Stated task
Pick out each line containing the string "Длина".
════════════════
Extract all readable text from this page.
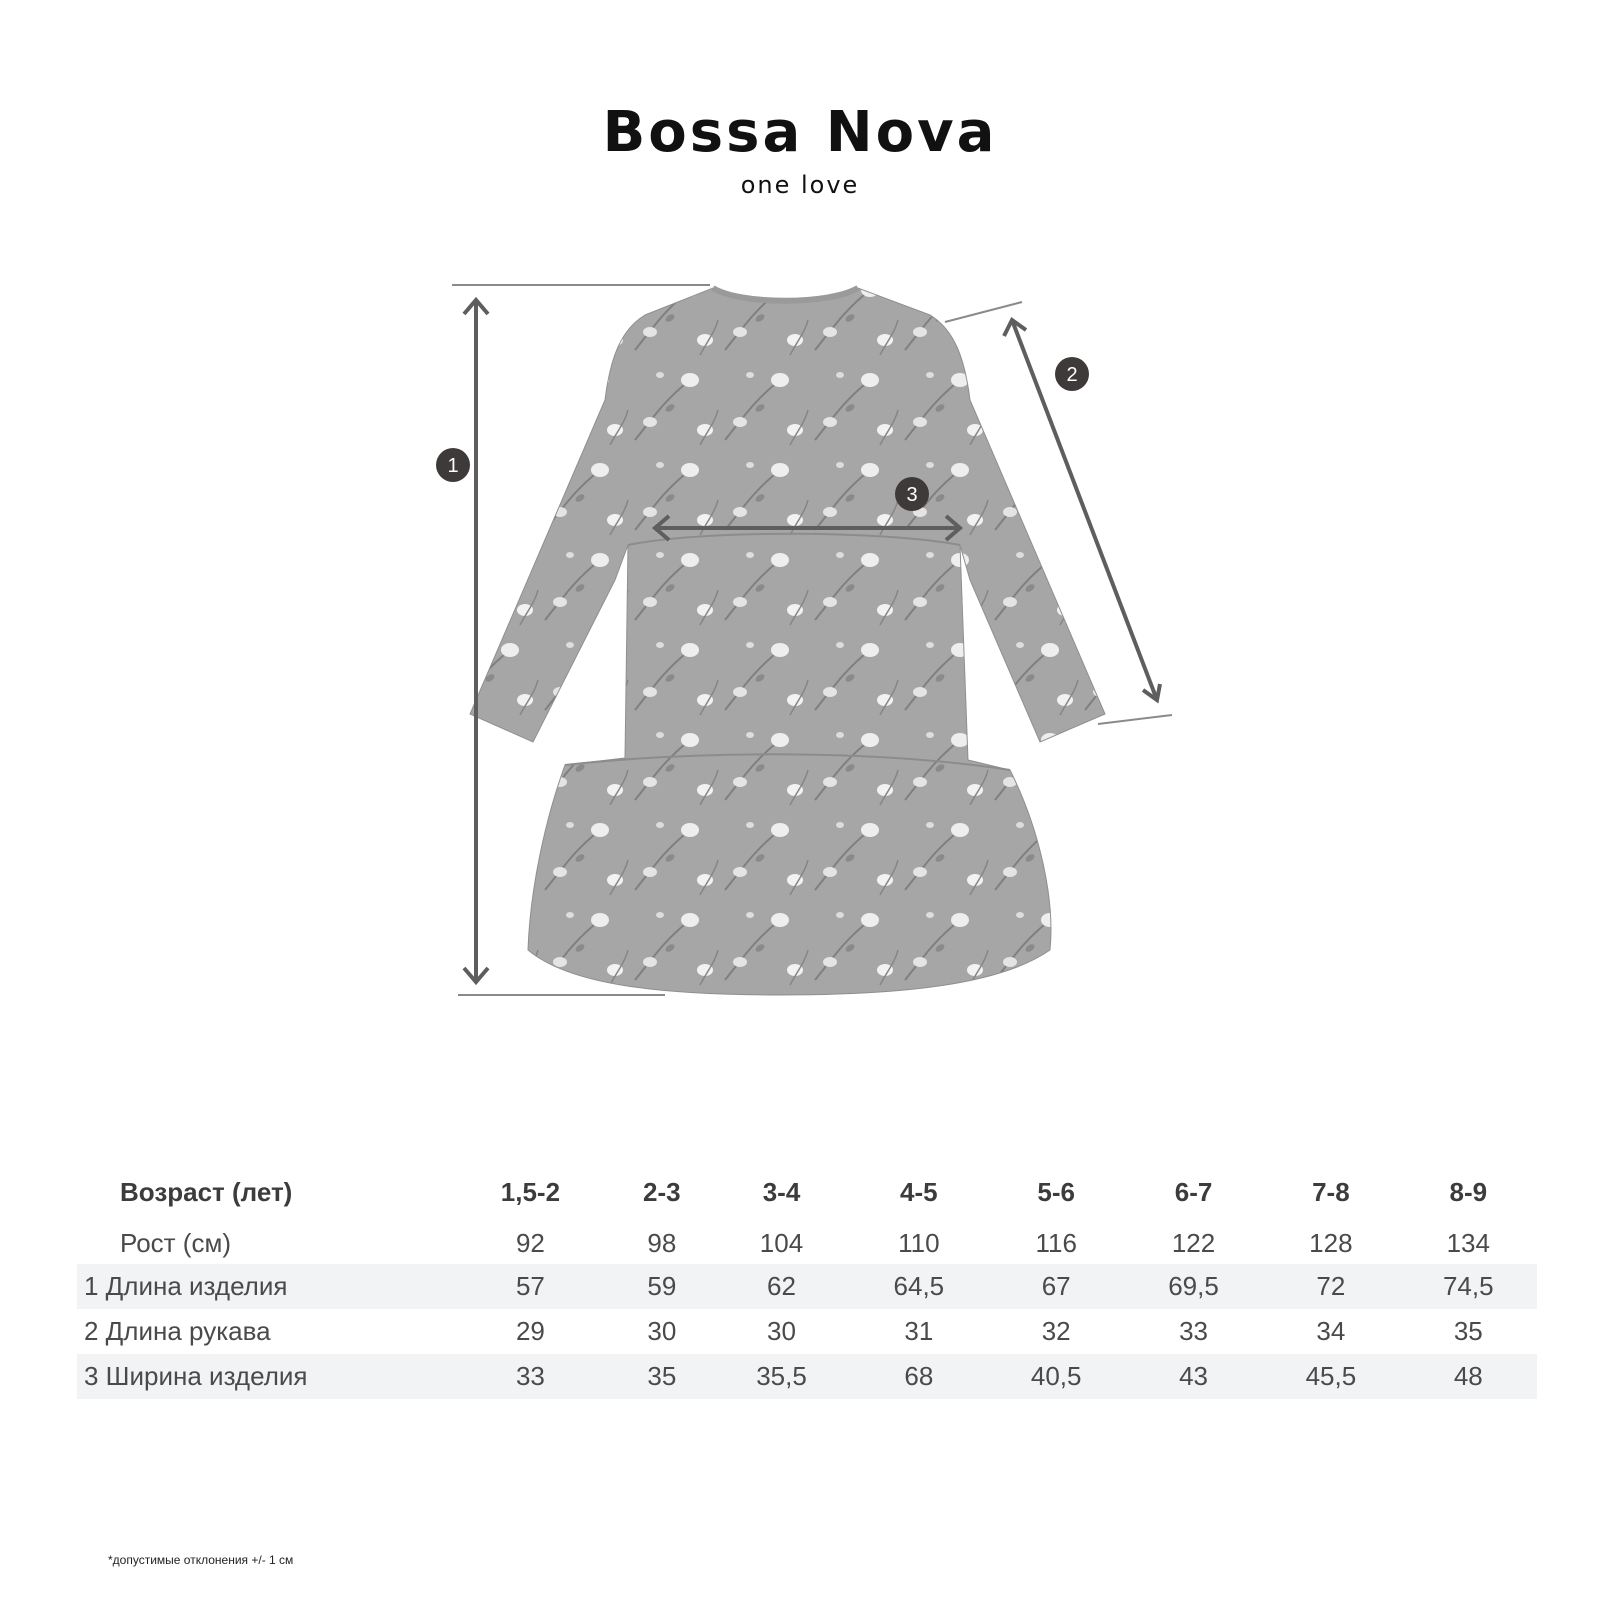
Bossa Nova
one love
1
2
3
Возраст (лет)	1,5-2	2-3	3-4	4-5	5-6	6-7	7-8	8-9
Рост (см)	92	98	104	110	116	122	128	134
1 Длина изделия	57	59	62	64,5	67	69,5	72	74,5
2 Длина рукава	29	30	30	31	32	33	34	35
3 Ширина изделия	33	35	35,5	68	40,5	43	45,5	48
*допустимые отклонения +/- 1 см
════════════════
Exercise output
1 Длина изделия	57	59	62	64,5	67	69,5	72	74,5
2 Длина рукава	29	30	30	31	32	33	34	35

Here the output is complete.